* Requirement: Each entry below should be echoed exactly, with pictures omitted.

* Dataset rows:
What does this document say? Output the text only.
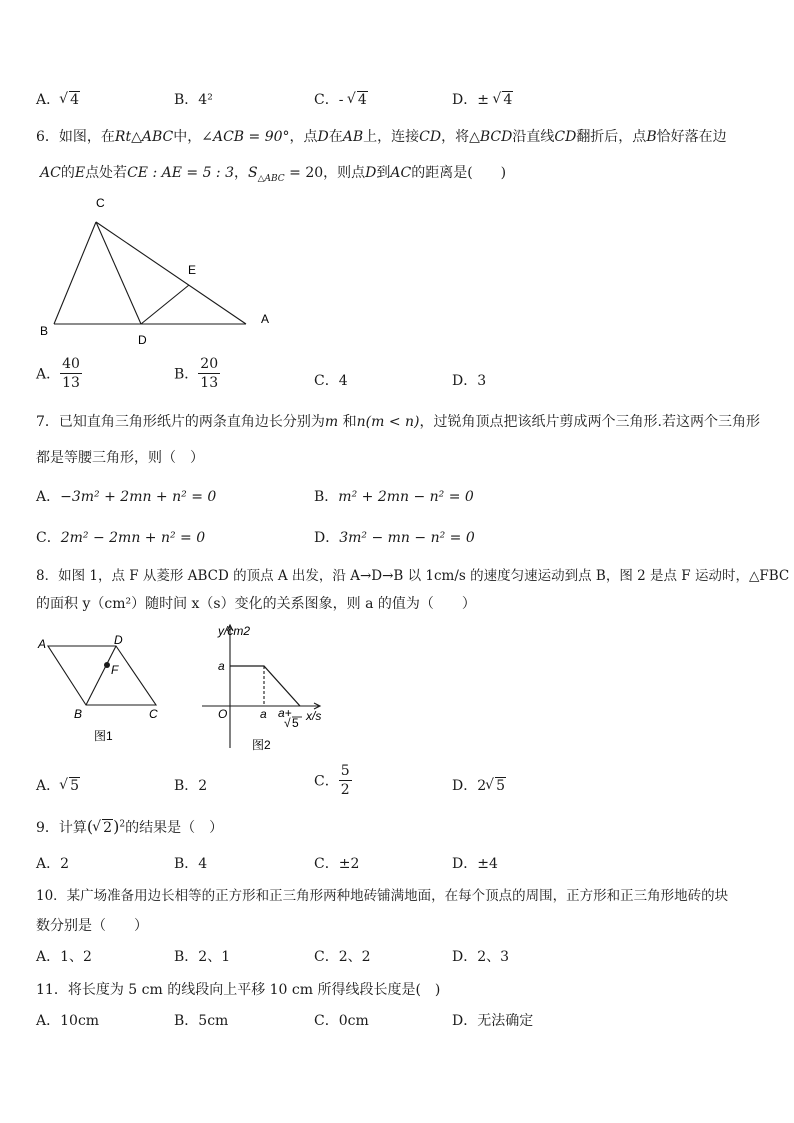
A． √ 4	B．4²	C．- √ 4	D．± √ 4
6．如图，在Rt△ABC中，∠ACB = 90°，点D在AB上，连接CD，将△BCD沿直线CD翻折后，点B恰好落在边
AC的E点处若CE : AE = 5 : 3，$S_{\triangle ABC} = 20$，则点D到AC的距离是(　　)
C
E
A
B
D
A． $\frac{40}{13}$	B． $\frac{20}{13}$	C．4	D．3
7．已知直角三角形纸片的两条直角边长分别为m 和n(m < n)，过锐角顶点把该纸片剪成两个三角形.若这两个三角形
都是等腰三角形，则（　）
A．−3m² + 2mn + n² = 0	B．m² + 2mn − n² = 0
C．2m² − 2mn + n² = 0	D．3m² − mn − n² = 0
8．如图 1，点 F 从菱形 ABCD 的顶点 A 出发，沿 A→D→B 以 1cm/s 的速度匀速运动到点 B，图 2 是点 F 运动时，△FBC
的面积 y（cm²）随时间 x（s）变化的关系图象，则 a 的值为（　　）
A	D
F
B	C
图1
y/cm2
a
O	a a+
√ 5 x/s
图2
A． √ 5	B．2	C． $\frac{5}{2}$	D．2 √ 5
9．计算( √ 2)$^2$的结果是（　）
A．2	B．4	C．±2	D．±4
10．某广场准备用边长相等的正方形和正三角形两种地砖铺满地面，在每个顶点的周围，正方形和正三角形地砖的块
数分别是（　　）
A．1、2	B．2、1	C．2、2	D．2、3
11．将长度为 5 cm 的线段向上平移 10 cm 所得线段长度是(　)
A．10cm	B．5cm	C．0cm	D．无法确定
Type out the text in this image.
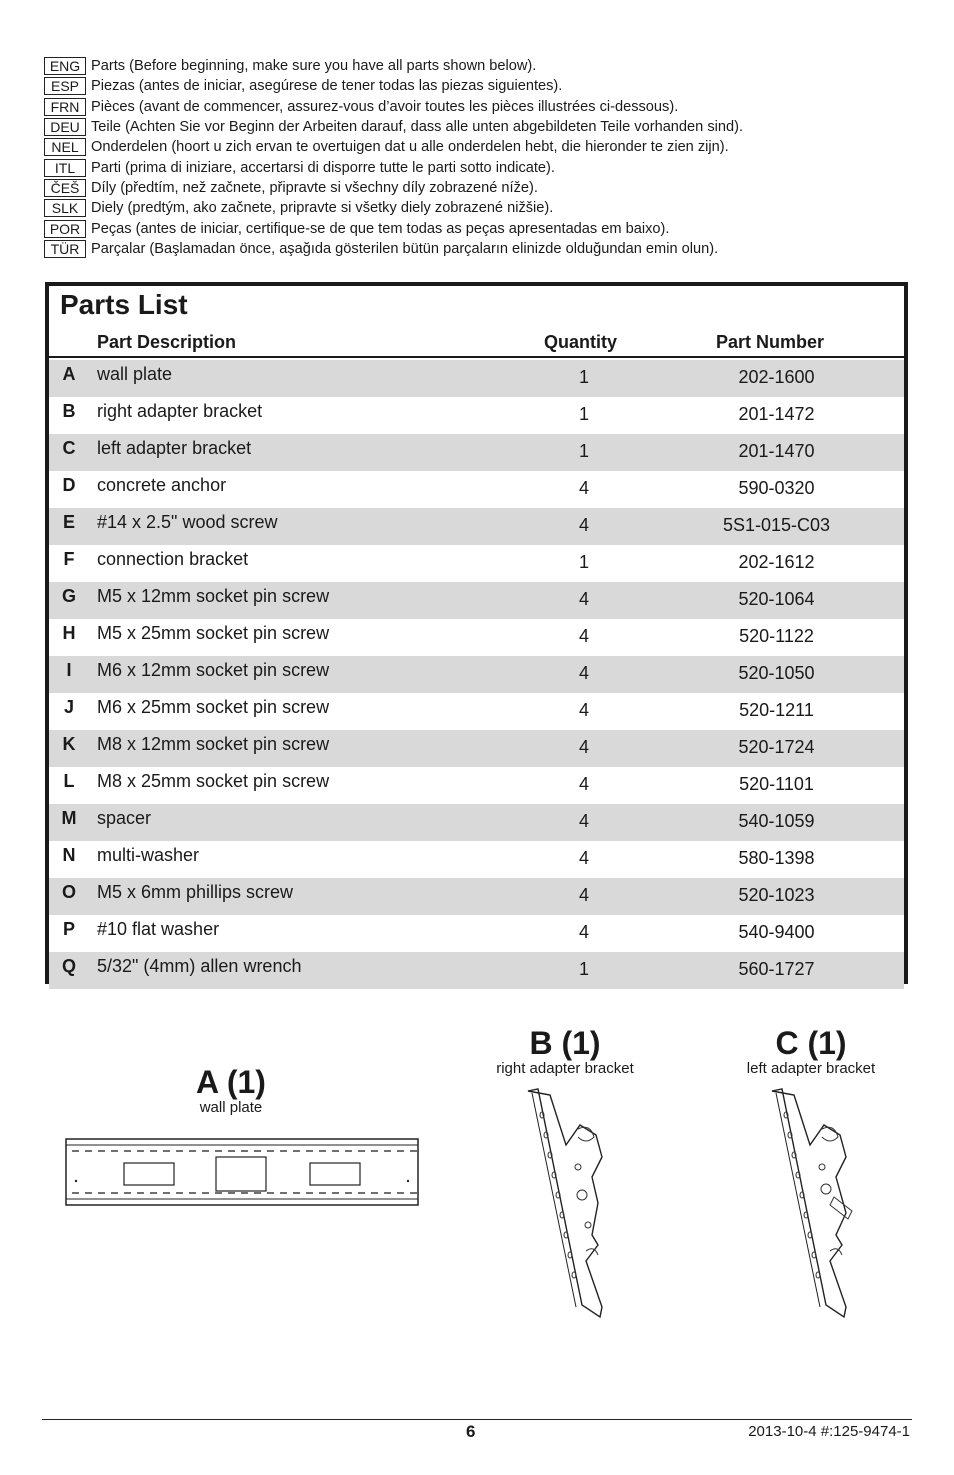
ENG Parts (Before beginning, make sure you have all parts shown below).
ESP Piezas (antes de iniciar, asegúrese de tener todas las piezas siguientes).
FRN Pièces (avant de commencer, assurez-vous d’avoir toutes les pièces illustrées ci-dessous).
DEU Teile (Achten Sie vor Beginn der Arbeiten darauf, dass alle unten abgebildeten Teile vorhanden sind).
NEL Onderdelen (hoort u zich ervan te overtuigen dat u alle onderdelen hebt, die hieronder te zien zijn).
ITL	Parti (prima di iniziare, accertarsi di disporre tutte le parti sotto indicate).
ČEŠ Díly (předtím, než začnete, připravte si všechny díly zobrazené níže).
SLK Diely (predtým, ako začnete, pripravte si všetky diely zobrazené nižšie).
POR Peças (antes de iniciar, certifique-se de que tem todas as peças apresentadas em baixo).
TÜR Parçalar (Başlamadan önce, aşağıda gösterilen bütün parçaların elinizde olduğundan emin olun).
Parts List
Part Description	Quantity	Part Number
A	wall plate	1	202-1600
B	right adapter bracket	1	201-1472
C	left adapter bracket	1	201-1470
D	concrete anchor	4	590-0320
E	#14 x 2.5" wood screw	4	5S1-015-C03
F	connection bracket	1	202-1612
G	M5 x 12mm socket pin screw	4	520-1064
H	M5 x 25mm socket pin screw	4	520-1122
I	M6 x 12mm socket pin screw	4	520-1050
J	M6 x 25mm socket pin screw	4	520-1211
K	M8 x 12mm socket pin screw	4	520-1724
L	M8 x 25mm socket pin screw	4	520-1101
M	spacer	4	540-1059
N	multi-washer	4	580-1398
O	M5 x 6mm phillips screw	4	520-1023
P	#10 flat washer	4	540-9400
Q	5/32" (4mm) allen wrench	1	560-1727
A (1)
wall plate
B (1)
right adapter bracket
C (1)
left adapter bracket
6	2013-10-4 #:125-9474-1
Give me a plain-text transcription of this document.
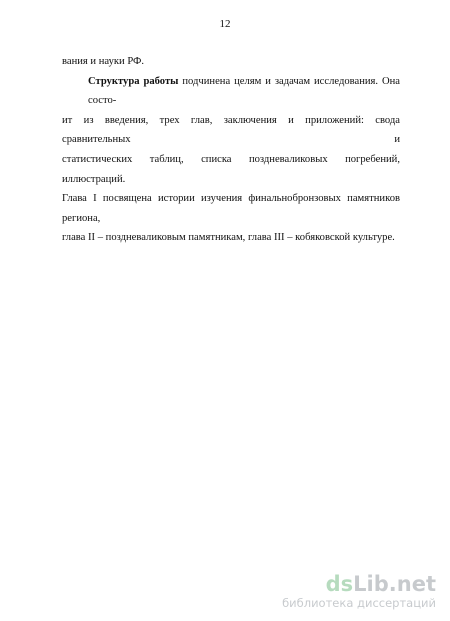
12
вания и науки РФ.
Структура работы подчинена целям и задачам исследования. Она состо-
ит из введения, трех глав, заключения и приложений: свода сравнительных и
статистических таблиц, списка поздневаликовых погребений, иллюстраций.
Глава I посвящена истории изучения финальнобронзовых памятников региона,
глава II – поздневаликовым памятникам, глава III – кобяковской культуре.
dsLib.net
библиотека диссертаций
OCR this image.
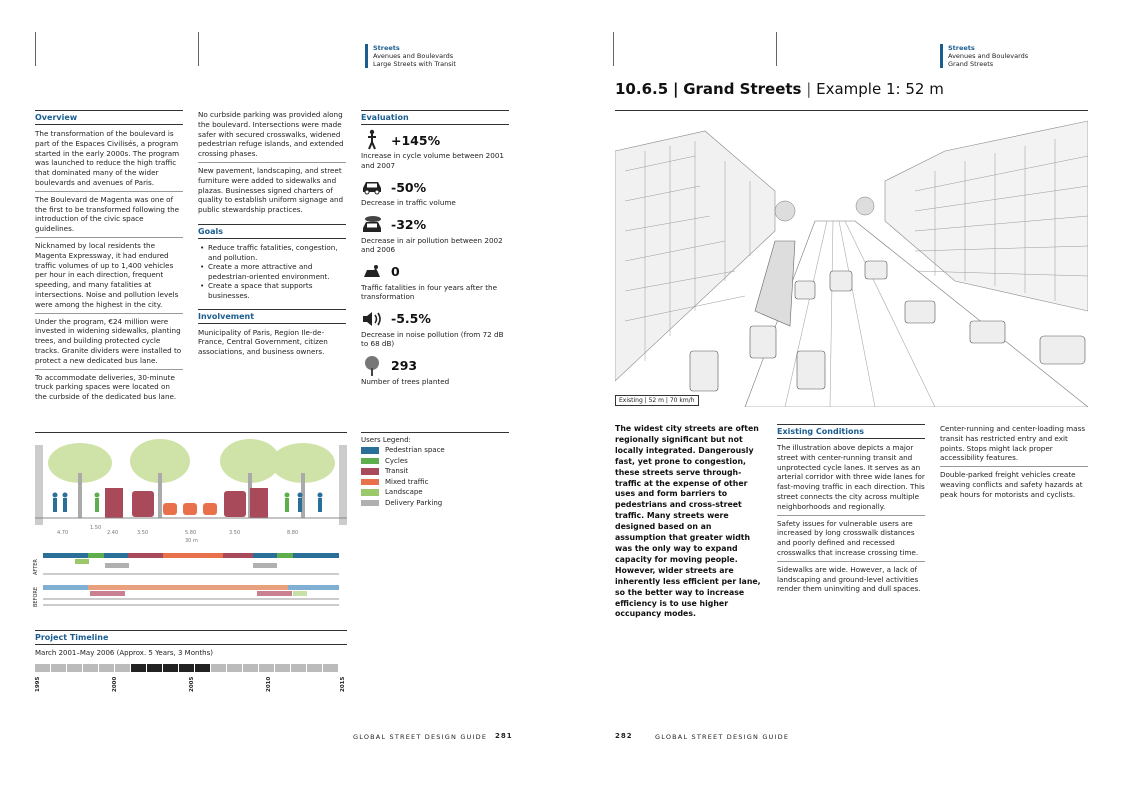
Streets
Avenues and Boulevards
Large Streets with Transit
Overview

The transformation of the boulevard is part of the Espaces Civilisés, a program started in the early 2000s. The program was launched to reduce the high traffic that dominated many of the wider boulevards and avenues of Paris.

The Boulevard de Magenta was one of the first to be transformed following the introduction of the civic space guidelines.

Nicknamed by local residents the Magenta Expressway, it had endured traffic volumes of up to 1,400 vehicles per hour in each direction, frequent speeding, and many fatalities at intersections. Noise and pollution levels were among the highest in the city.

Under the program, €24 million were invested in widening sidewalks, planting trees, and building protected cycle tracks. Granite dividers were installed to protect a new dedicated bus lane.

To accommodate deliveries, 30-minute truck parking spaces were located on the curbside of the dedicated bus lane.

No curbside parking was provided along the boulevard. Intersections were made safer with secured crosswalks, widened pedestrian refuge islands, and extended crossing phases.

New pavement, landscaping, and street furniture were added to sidewalks and plazas. Businesses signed charters of quality to establish uniform signage and public stewardship practices.

Goals
• Reduce traffic fatalities, congestion, and pollution.
• Create a more attractive and pedestrian-oriented environment.
• Create a space that supports businesses.
Involvement
Municipality of Paris, Region Ile-de-France, Central Government, citizen associations, and business owners.
Evaluation
+145%
Increase in cycle volume between 2001 and 2007
-50%
Decrease in traffic volume
-32%
Decrease in air pollution between 2002 and 2006
0
Traffic fatalities in four years after the transformation
-5.5%
Decrease in noise pollution (from 72 dB to 68 dB)
293
Number of trees planted
4.70
1.50
2.40	3.50	5.80	3.50	8.80
30 m
AFTER
BEFORE
Users Legend:
Pedestrian space
Cycles
Transit
Mixed traffic
Landscape
Delivery Parking
Project Timeline
March 2001–May 2006 (Approx. 5 Years, 3 Months)
1995	2000	2005	2010	2015
GLOBAL STREET DESIGN GUIDE 281
Streets
Avenues and Boulevards
Grand Streets
10.6.5 | Grand Streets | Example 1: 52 m
Existing | 52 m | 70 km/h
The widest city streets are often regionally significant but not locally integrated. Dangerously fast, yet prone to congestion, these streets serve through-traffic at the expense of other uses and form barriers to pedestrians and cross-street traffic. Many streets were designed based on an assumption that greater width was the only way to expand capacity for moving people. However, wider streets are inherently less efficient per lane, so the better way to increase efficiency is to use higher occupancy modes.
Existing Conditions

The illustration above depicts a major street with center-running transit and unprotected cycle lanes. It serves as an arterial corridor with three wide lanes for fast-moving traffic in each direction. This street connects the city across multiple neighborhoods and regionally.

Safety issues for vulnerable users are increased by long crosswalk distances and poorly defined and recessed crosswalks that increase crossing time.

Sidewalks are wide. However, a lack of landscaping and ground-level activities render them uninviting and dull spaces.

Center-running and center-loading mass transit has restricted entry and exit points. Stops might lack proper accessibility features.

Double-parked freight vehicles create weaving conflicts and safety hazards at peak hours for motorists and cyclists.

282	GLOBAL STREET DESIGN GUIDE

* Answer to the problem:
What does this document say? Output the text only.
A． √ 4	B．4²	C．- √ 4	D．± √ 4
6．如图，在Rt△ABC中，∠ACB = 90°，点D在AB上，连接CD，将△BCD沿直线CD翻折后，点B恰好落在边
AC的E点处若CE : AE = 5 : 3，$S_{\triangle ABC} = 20$，则点D到AC的距离是(　　)
C
E
A
B
D
A． $\frac{40}{13}$	B． $\frac{20}{13}$	C．4	D．3
7．已知直角三角形纸片的两条直角边长分别为m 和n(m < n)，过锐角顶点把该纸片剪成两个三角形.若这两个三角形
都是等腰三角形，则（　）
A．−3m² + 2mn + n² = 0	B．m² + 2mn − n² = 0
C．2m² − 2mn + n² = 0	D．3m² − mn − n² = 0
8．如图 1，点 F 从菱形 ABCD 的顶点 A 出发，沿 A→D→B 以 1cm/s 的速度匀速运动到点 B，图 2 是点 F 运动时，△FBC
的面积 y（cm²）随时间 x（s）变化的关系图象，则 a 的值为（　　）
A	D
F
B	C
图1
y/cm2
a
O	a a+
√ 5 x/s
图2
A． √ 5	B．2	C． $\frac{5}{2}$	D．2 √ 5
9．计算( √ 2)$^2$的结果是（　）
A．2	B．4	C．±2	D．±4
10．某广场准备用边长相等的正方形和正三角形两种地砖铺满地面，在每个顶点的周围，正方形和正三角形地砖的块
数分别是（　　）
A．1、2	B．2、1	C．2、2	D．2、3
11．将长度为 5 cm 的线段向上平移 10 cm 所得线段长度是(　)
A．10cm	B．5cm	C．0cm	D．无法确定
Type out the text in this image.
ENG Parts (Before beginning, make sure you have all parts shown below).
ESP Piezas (antes de iniciar, asegúrese de tener todas las piezas siguientes).
FRN Pièces (avant de commencer, assurez-vous d’avoir toutes les pièces illustrées ci-dessous).
DEU Teile (Achten Sie vor Beginn der Arbeiten darauf, dass alle unten abgebildeten Teile vorhanden sind).
NEL Onderdelen (hoort u zich ervan te overtuigen dat u alle onderdelen hebt, die hieronder te zien zijn).
ITL	Parti (prima di iniziare, accertarsi di disporre tutte le parti sotto indicate).
ČEŠ Díly (předtím, než začnete, připravte si všechny díly zobrazené níže).
SLK Diely (predtým, ako začnete, pripravte si všetky diely zobrazené nižšie).
POR Peças (antes de iniciar, certifique-se de que tem todas as peças apresentadas em baixo).
TÜR Parçalar (Başlamadan önce, aşağıda gösterilen bütün parçaların elinizde olduğundan emin olun).
Parts List
Part Description	Quantity	Part Number
A	wall plate	1	202-1600
B	right adapter bracket	1	201-1472
C	left adapter bracket	1	201-1470
D	concrete anchor	4	590-0320
E	#14 x 2.5" wood screw	4	5S1-015-C03
F	connection bracket	1	202-1612
G	M5 x 12mm socket pin screw	4	520-1064
H	M5 x 25mm socket pin screw	4	520-1122
I	M6 x 12mm socket pin screw	4	520-1050
J	M6 x 25mm socket pin screw	4	520-1211
K	M8 x 12mm socket pin screw	4	520-1724
L	M8 x 25mm socket pin screw	4	520-1101
M	spacer	4	540-1059
N	multi-washer	4	580-1398
O	M5 x 6mm phillips screw	4	520-1023
P	#10 flat washer	4	540-9400
Q	5/32" (4mm) allen wrench	1	560-1727
A (1)
wall plate
B (1)
right adapter bracket
C (1)
left adapter bracket
6	2013-10-4 #:125-9474-1
Give me a plain-text transcription of this document.
12
вания и науки РФ.
Структура работы подчинена целям и задачам исследования. Она состо-
ит из введения, трех глав, заключения и приложений: свода сравнительных и
статистических таблиц, списка поздневаликовых погребений, иллюстраций.
Глава I посвящена истории изучения финальнобронзовых памятников региона,
глава II – поздневаликовым памятникам, глава III – кобяковской культуре.
dsLib.net
библиотека диссертаций
OCR this image.
Streets
Avenues and Boulevards
Large Streets with Transit
Overview

The transformation of the boulevard is part of the Espaces Civilisés, a program started in the early 2000s. The program was launched to reduce the high traffic that dominated many of the wider boulevards and avenues of Paris.

The Boulevard de Magenta was one of the first to be transformed following the introduction of the civic space guidelines.

Nicknamed by local residents the Magenta Expressway, it had endured traffic volumes of up to 1,400 vehicles per hour in each direction, frequent speeding, and many fatalities at intersections. Noise and pollution levels were among the highest in the city.

Under the program, €24 million were invested in widening sidewalks, planting trees, and building protected cycle tracks. Granite dividers were installed to protect a new dedicated bus lane.

To accommodate deliveries, 30-minute truck parking spaces were located on the curbside of the dedicated bus lane.

No curbside parking was provided along the boulevard. Intersections were made safer with secured crosswalks, widened pedestrian refuge islands, and extended crossing phases.

New pavement, landscaping, and street furniture were added to sidewalks and plazas. Businesses signed charters of quality to establish uniform signage and public stewardship practices.

Goals
• Reduce traffic fatalities, congestion, and pollution.
• Create a more attractive and pedestrian-oriented environment.
• Create a space that supports businesses.
Involvement
Municipality of Paris, Region Ile-de-France, Central Government, citizen associations, and business owners.
Evaluation
+145%
Increase in cycle volume between 2001 and 2007
-50%
Decrease in traffic volume
-32%
Decrease in air pollution between 2002 and 2006
0
Traffic fatalities in four years after the transformation
-5.5%
Decrease in noise pollution (from 72 dB to 68 dB)
293
Number of trees planted
4.70
1.50
2.40	3.50	5.80	3.50	8.80
30 m
AFTER
BEFORE
Users Legend:
Pedestrian space
Cycles
Transit
Mixed traffic
Landscape
Delivery Parking
Project Timeline
March 2001–May 2006 (Approx. 5 Years, 3 Months)
1995	2000	2005	2010	2015
GLOBAL STREET DESIGN GUIDE 281
Streets
Avenues and Boulevards
Grand Streets
10.6.5 | Grand Streets | Example 1: 52 m
Existing | 52 m | 70 km/h
The widest city streets are often regionally significant but not locally integrated. Dangerously fast, yet prone to congestion, these streets serve through-traffic at the expense of other uses and form barriers to pedestrians and cross-street traffic. Many streets were designed based on an assumption that greater width was the only way to expand capacity for moving people. However, wider streets are inherently less efficient per lane, so the better way to increase efficiency is to use higher occupancy modes.
Existing Conditions

The illustration above depicts a major street with center-running transit and unprotected cycle lanes. It serves as an arterial corridor with three wide lanes for fast-moving traffic in each direction. This street connects the city across multiple neighborhoods and regionally.

Safety issues for vulnerable users are increased by long crosswalk distances and poorly defined and recessed crosswalks that increase crossing time.

Sidewalks are wide. However, a lack of landscaping and ground-level activities render them uninviting and dull spaces.

Center-running and center-loading mass transit has restricted entry and exit points. Stops might lack proper accessibility features.

Double-parked freight vehicles create weaving conflicts and safety hazards at peak hours for motorists and cyclists.

282	GLOBAL STREET DESIGN GUIDE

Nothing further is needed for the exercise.